DATASET CONTENT:
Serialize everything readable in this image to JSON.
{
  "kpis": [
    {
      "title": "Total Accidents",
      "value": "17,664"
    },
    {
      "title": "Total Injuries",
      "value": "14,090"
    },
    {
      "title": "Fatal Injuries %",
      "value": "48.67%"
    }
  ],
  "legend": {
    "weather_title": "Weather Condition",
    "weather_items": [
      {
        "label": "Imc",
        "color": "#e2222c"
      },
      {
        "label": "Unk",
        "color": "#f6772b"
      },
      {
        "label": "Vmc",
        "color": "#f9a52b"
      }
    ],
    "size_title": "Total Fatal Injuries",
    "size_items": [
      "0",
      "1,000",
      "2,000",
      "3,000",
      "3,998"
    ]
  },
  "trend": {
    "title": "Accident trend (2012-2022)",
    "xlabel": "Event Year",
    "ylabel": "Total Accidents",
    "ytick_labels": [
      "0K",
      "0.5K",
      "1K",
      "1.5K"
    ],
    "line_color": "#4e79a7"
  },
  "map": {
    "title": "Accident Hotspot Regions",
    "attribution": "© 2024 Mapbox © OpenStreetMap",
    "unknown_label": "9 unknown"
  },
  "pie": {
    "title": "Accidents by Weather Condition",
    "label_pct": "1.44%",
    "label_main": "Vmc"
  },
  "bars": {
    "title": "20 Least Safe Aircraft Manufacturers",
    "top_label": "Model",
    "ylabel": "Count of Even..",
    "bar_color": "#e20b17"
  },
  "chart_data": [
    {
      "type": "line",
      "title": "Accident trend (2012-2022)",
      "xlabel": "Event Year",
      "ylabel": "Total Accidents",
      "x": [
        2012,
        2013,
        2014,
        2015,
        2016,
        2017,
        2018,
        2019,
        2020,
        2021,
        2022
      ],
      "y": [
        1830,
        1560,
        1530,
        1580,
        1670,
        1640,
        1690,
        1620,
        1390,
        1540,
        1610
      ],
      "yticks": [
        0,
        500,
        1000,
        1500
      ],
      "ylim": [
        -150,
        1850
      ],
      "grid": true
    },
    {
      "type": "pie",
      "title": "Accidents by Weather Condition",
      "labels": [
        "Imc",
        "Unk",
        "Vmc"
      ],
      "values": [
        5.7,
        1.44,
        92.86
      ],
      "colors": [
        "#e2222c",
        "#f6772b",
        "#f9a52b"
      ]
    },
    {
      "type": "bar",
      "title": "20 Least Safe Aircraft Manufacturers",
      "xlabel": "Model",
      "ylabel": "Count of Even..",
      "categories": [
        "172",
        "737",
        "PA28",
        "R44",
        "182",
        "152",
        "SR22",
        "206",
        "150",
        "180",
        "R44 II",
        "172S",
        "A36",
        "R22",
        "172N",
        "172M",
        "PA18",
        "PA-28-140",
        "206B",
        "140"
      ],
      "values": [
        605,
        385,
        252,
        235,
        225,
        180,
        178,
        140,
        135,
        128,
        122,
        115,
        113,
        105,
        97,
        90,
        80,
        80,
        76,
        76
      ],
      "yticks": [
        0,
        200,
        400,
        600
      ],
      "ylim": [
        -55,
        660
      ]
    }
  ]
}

AIM OF THE TASK: Count how many lines above contain the word "Year". Reply with the number alone.

THE RESPONSE: 2